Task ▸ Every line from the one with "Give me a plain-text" to the end of the data needs to be copied exactly, and no line before it.

--- Begin Extracted records ---

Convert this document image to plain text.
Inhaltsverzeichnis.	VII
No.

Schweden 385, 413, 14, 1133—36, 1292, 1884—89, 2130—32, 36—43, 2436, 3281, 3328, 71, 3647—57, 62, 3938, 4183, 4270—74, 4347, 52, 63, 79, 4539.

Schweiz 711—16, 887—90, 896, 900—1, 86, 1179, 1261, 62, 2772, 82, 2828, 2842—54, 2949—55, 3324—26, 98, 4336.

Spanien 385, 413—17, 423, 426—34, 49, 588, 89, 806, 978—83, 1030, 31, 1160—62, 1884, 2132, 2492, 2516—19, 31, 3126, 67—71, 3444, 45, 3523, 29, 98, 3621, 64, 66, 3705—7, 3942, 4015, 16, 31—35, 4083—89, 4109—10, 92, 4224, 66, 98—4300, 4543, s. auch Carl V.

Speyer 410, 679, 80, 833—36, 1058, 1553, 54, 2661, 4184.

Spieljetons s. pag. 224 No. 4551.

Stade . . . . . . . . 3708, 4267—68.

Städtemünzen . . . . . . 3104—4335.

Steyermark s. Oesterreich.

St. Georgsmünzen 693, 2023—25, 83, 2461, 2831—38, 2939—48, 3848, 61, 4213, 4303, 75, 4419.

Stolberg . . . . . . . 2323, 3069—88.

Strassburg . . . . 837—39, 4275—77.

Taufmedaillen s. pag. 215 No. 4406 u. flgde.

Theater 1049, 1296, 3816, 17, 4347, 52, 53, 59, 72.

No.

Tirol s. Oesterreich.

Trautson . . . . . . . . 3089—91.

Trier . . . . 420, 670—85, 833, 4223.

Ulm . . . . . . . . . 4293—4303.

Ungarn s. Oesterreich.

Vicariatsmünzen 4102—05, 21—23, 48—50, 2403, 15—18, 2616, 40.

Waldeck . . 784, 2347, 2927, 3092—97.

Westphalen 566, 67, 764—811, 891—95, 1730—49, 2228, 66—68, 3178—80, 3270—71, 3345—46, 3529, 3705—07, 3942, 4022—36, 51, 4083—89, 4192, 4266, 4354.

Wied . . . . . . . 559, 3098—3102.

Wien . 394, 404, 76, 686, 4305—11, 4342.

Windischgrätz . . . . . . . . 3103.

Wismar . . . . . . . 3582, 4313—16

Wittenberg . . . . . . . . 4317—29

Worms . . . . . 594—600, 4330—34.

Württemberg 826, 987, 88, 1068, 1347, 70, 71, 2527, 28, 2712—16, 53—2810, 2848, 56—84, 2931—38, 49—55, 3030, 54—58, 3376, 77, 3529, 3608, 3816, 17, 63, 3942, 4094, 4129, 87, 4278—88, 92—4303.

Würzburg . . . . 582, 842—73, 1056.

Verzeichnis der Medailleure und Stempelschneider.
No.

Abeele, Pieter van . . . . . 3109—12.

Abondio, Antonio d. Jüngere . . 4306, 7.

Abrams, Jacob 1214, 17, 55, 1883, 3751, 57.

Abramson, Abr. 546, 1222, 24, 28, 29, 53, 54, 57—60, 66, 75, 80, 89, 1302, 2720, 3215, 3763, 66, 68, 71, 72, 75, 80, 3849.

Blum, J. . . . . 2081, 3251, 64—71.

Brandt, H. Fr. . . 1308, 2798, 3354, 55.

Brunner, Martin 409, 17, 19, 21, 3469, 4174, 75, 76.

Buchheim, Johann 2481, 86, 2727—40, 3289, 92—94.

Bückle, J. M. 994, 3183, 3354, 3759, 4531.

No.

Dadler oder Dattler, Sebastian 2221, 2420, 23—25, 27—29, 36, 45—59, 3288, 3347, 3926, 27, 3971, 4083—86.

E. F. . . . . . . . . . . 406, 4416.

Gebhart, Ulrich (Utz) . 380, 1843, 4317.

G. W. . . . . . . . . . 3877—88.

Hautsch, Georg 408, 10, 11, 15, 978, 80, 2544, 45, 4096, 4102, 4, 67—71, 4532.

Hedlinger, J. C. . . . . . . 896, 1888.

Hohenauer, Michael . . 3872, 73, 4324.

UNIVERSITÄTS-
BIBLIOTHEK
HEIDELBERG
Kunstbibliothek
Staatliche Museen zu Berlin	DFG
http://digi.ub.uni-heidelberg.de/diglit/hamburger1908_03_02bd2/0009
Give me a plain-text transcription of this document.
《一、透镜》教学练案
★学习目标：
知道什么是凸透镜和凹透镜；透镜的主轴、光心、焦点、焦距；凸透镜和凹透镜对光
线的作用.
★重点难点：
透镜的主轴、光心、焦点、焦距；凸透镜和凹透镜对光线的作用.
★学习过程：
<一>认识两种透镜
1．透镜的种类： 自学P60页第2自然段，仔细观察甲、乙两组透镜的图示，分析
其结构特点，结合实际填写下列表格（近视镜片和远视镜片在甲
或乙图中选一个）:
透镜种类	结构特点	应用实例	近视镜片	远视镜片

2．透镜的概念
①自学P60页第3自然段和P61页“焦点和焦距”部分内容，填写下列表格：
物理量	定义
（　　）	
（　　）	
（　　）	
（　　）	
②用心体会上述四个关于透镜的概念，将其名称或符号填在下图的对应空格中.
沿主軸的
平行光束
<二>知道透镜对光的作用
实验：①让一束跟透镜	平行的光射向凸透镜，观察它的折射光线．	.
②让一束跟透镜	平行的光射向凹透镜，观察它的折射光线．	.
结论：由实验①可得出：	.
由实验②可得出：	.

--- End Extracted records ---

Exercise answer ▸
Give me a plain-text transcription of this document.
《一、透镜》教学练案
★学习目标：
知道什么是凸透镜和凹透镜；透镜的主轴、光心、焦点、焦距；凸透镜和凹透镜对光
线的作用.
★重点难点：
透镜的主轴、光心、焦点、焦距；凸透镜和凹透镜对光线的作用.
★学习过程：
<一>认识两种透镜
1．透镜的种类： 自学P60页第2自然段，仔细观察甲、乙两组透镜的图示，分析
其结构特点，结合实际填写下列表格（近视镜片和远视镜片在甲
或乙图中选一个）:
透镜种类	结构特点	应用实例	近视镜片	远视镜片

2．透镜的概念
①自学P60页第3自然段和P61页“焦点和焦距”部分内容，填写下列表格：
物理量	定义
（　　）	
（　　）	
（　　）	
（　　）	
②用心体会上述四个关于透镜的概念，将其名称或符号填在下图的对应空格中.
沿主軸的
平行光束
<二>知道透镜对光的作用
实验：①让一束跟透镜	平行的光射向凸透镜，观察它的折射光线．	.
②让一束跟透镜	平行的光射向凹透镜，观察它的折射光线．	.
结论：由实验①可得出：	.
由实验②可得出：	.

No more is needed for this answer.